__EXCERPT PROVIDED__:
"Loco" is a song recorded by South Korean girl group Itzy for their first Korean studio album Crazy in Love. It was released as the lead single on September 24, 2021, by JYP Entertainment. An English version was also included in the album. The lyrics were written by Star Wars (Galactika), and the music was composed by Star Wars (Galactika), Atenna (Galactika), and Woo Bin (Galactika), and arranged by Team Galactika. The English version was written by Star Wars (Galactika) and Sophia Pae.

Background and release
On August 13, 2021, JYP Entertainment announced that Itzy would be releasing their first studio album titled Crazy in Love on September 24, with "Loco" announced as the lead single. On September 7, the group teaser photo was released. On September 20, a highlight medley teaser video was released. On September 22, the music video teaser was released. The song along with the music video was released on September 24.

The Japanese version of "Loco" was released as digital single on December 1, 2021. The Japanese lyrics were written by Jun.

Composition
"Loco" was written by Star Wars (Galactika), composed by Star Wars (Galactika), Athena (Galactika), and Woo Bin (Galactika), and arranged by Team Galactika. The English version was written by Star Wars (Galactika) with Sophia Pae. "Loco" was composed in the key of C-sharp major, with a tempo of 102 beats per minute.

Commercial performance
"Loco" debuted at position 97 on South Korea's Gaon Digital Chart in the chart issue dated September 19–25, 2021. The song also debuted at position 7, 172, and 57 on Gaon Download Chart, Gaon Streaming Chart, and Gaon BGM Chart, respectively, in the chart issue dated September 19–25, 2021. The song then ascended to position 26 and 31 on Gaon Digital Chart and Gaon Streaming Chart, respectively, in the chart issue dated October 3–9, 2021. The song debuted at position 44, 27, and 4 on Billboards Global 200, K-pop Hot 100, and World Digital Song Sales, respectively, in the chart issue dated October 9, 2021. The song debuted at position 5 on Singapore's RIAS's Top Streaming Chart in the chart issue dated September 24–30, 2021. The song also debuted at position 4 on RIAS Top Regional Chart in the chart issue dated September 24–30, 2021.

__TASK INSTRUCTIONS__: In the article about Itzy's song "Loco," what key is the song composed in?

__DATA SHOWN__:

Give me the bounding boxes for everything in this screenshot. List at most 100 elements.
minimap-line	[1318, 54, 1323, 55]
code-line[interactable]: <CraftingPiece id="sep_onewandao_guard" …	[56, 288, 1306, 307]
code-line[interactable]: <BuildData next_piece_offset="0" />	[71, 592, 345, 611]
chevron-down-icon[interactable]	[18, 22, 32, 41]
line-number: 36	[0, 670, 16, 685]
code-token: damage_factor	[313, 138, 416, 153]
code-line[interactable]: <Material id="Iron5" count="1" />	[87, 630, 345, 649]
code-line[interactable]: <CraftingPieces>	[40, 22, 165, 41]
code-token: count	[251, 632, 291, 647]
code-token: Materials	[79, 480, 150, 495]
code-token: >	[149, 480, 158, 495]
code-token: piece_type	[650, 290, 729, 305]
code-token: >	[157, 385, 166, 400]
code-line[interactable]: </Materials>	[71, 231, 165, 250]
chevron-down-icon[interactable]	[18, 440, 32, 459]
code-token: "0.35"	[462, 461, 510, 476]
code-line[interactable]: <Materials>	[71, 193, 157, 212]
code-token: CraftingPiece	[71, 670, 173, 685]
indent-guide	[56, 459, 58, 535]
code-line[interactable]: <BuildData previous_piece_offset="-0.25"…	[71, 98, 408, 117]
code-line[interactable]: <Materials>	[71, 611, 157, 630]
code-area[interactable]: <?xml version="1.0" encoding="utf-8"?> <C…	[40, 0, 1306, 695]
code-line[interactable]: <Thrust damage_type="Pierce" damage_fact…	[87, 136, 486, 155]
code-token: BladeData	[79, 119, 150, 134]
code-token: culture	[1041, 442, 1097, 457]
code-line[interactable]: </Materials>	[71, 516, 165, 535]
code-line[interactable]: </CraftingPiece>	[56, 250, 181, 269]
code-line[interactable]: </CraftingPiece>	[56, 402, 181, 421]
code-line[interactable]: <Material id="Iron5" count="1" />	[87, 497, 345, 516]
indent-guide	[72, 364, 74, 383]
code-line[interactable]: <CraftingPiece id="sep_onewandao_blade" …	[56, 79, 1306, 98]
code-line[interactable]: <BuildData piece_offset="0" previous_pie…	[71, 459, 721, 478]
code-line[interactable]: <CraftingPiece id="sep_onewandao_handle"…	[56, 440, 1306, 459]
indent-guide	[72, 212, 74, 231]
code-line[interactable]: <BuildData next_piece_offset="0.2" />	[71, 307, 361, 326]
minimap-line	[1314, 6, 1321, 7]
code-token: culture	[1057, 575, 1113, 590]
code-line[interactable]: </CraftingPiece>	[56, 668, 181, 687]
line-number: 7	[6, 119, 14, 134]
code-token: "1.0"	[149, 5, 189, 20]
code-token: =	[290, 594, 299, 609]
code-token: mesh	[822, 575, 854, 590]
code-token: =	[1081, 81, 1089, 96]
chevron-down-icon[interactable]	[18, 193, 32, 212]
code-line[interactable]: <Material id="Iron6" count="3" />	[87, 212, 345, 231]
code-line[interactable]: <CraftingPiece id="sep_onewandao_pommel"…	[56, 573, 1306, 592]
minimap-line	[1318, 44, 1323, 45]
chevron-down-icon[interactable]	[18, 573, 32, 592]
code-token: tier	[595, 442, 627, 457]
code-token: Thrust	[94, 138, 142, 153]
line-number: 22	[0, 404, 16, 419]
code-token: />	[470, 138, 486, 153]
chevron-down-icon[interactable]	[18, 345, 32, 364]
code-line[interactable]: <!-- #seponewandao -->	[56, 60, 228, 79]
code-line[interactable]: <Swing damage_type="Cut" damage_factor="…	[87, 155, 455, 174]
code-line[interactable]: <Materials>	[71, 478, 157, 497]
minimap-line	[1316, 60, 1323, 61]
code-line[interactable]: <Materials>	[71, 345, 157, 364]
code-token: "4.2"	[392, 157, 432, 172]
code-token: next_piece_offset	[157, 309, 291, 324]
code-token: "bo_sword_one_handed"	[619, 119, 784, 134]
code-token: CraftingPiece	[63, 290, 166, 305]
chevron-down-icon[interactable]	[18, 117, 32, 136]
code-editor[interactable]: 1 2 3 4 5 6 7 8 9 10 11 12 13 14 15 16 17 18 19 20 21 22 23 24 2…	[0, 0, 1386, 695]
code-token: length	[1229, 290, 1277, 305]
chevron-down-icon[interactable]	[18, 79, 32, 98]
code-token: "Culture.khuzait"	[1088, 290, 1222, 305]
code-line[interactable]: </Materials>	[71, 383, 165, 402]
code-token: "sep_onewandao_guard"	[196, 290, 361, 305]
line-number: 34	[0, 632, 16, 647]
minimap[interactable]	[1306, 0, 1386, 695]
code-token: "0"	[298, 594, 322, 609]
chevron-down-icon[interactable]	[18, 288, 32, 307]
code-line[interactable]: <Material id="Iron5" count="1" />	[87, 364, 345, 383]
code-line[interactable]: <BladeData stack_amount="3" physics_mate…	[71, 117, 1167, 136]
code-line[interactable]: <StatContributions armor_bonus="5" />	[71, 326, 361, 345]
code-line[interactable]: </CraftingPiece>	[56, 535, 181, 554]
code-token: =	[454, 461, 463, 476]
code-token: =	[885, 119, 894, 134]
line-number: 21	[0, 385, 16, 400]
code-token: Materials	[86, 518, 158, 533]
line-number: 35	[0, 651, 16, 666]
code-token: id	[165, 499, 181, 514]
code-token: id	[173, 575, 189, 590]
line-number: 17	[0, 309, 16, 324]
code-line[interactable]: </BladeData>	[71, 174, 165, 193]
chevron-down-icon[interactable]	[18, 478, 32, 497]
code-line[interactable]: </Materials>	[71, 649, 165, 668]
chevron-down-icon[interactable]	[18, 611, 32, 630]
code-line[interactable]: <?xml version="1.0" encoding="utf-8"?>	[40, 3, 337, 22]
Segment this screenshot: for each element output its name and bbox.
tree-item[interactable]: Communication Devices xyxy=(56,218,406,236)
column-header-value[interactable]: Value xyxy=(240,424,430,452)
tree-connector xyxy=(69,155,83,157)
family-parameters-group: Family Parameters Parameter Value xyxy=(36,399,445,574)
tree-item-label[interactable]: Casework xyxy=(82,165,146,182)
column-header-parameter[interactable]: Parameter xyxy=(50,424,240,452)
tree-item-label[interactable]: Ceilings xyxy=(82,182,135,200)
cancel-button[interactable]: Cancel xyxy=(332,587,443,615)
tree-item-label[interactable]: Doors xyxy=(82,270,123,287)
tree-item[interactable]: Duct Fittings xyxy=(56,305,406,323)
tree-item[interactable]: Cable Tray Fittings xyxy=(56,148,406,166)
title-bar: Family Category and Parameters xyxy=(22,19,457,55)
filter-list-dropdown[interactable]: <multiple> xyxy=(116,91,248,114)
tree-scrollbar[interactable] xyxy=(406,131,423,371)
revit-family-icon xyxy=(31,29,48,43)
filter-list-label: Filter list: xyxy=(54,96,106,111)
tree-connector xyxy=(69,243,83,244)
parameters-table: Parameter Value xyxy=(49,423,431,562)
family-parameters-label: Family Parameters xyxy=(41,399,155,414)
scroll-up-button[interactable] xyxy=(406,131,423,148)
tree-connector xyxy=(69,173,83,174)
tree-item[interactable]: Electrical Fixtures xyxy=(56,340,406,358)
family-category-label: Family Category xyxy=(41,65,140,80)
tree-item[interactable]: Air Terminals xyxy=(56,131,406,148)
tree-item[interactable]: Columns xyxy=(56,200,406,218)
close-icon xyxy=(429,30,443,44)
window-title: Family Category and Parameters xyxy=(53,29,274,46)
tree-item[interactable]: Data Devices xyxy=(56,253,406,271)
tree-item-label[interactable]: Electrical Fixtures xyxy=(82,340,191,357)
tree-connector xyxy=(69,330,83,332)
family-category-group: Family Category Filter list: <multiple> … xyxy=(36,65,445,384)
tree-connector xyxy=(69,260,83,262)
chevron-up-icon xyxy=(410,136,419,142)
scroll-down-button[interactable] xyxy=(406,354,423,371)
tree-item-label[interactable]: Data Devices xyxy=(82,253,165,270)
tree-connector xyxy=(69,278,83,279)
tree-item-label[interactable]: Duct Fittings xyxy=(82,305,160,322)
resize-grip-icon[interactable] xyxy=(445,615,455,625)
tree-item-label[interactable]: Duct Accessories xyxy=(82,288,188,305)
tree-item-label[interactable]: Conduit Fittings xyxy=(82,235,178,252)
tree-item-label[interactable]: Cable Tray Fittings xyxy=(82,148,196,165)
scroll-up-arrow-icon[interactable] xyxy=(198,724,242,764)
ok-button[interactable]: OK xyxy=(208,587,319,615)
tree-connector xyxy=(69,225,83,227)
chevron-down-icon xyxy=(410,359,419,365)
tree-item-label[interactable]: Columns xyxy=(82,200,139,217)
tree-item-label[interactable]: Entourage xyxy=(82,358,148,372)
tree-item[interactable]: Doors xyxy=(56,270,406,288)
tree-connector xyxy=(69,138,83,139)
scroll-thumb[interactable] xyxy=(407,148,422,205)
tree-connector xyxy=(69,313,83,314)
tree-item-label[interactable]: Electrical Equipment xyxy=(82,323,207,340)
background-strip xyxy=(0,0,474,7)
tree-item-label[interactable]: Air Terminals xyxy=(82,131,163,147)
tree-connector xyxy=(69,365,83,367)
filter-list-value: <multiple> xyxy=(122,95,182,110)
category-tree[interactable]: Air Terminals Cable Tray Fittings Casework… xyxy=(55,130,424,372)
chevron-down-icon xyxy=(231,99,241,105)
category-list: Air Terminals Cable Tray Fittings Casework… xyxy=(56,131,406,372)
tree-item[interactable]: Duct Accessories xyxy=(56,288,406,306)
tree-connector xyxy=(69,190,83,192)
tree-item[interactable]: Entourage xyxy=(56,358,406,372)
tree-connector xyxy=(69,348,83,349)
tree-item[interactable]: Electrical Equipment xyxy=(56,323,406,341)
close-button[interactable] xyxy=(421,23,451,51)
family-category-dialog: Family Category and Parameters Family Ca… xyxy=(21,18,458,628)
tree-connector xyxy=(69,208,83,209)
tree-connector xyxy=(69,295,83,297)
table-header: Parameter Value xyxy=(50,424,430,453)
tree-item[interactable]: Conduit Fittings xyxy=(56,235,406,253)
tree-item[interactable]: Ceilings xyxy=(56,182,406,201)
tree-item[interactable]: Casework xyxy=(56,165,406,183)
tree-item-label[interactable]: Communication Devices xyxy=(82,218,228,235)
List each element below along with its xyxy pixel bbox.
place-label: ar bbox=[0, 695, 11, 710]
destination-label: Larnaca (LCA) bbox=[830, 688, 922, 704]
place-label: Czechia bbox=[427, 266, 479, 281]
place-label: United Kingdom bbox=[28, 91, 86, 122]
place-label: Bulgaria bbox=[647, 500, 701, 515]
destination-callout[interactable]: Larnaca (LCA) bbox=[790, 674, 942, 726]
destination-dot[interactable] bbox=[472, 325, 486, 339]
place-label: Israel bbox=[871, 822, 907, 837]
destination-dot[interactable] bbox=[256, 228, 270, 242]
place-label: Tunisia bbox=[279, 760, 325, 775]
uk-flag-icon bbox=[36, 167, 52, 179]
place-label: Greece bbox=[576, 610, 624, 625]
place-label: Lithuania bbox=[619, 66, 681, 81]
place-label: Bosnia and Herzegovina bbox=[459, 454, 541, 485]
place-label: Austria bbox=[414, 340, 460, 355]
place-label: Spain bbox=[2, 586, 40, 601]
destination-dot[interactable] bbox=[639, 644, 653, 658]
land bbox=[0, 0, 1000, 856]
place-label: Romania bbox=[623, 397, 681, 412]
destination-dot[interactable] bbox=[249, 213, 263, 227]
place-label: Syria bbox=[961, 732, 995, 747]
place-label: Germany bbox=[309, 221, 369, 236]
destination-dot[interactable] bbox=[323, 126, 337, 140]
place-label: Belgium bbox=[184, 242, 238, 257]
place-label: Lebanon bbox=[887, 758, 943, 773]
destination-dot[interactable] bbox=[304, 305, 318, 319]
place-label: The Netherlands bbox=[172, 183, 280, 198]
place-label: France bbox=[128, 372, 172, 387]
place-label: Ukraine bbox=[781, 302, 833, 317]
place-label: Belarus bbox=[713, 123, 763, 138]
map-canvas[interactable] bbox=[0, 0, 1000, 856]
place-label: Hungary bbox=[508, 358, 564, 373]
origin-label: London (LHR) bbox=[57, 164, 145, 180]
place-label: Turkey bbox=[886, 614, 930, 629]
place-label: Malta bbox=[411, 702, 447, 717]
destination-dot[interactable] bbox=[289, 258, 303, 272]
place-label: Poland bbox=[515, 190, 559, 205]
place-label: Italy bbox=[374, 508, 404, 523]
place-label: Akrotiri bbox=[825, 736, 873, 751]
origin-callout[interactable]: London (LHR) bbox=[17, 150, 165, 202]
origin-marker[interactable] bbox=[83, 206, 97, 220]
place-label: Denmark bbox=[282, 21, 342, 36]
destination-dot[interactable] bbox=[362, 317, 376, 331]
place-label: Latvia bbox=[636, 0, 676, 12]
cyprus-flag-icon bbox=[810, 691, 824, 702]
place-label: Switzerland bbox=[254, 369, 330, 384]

__RESPONSE TO THIS EXERCISE__: C-sharp major.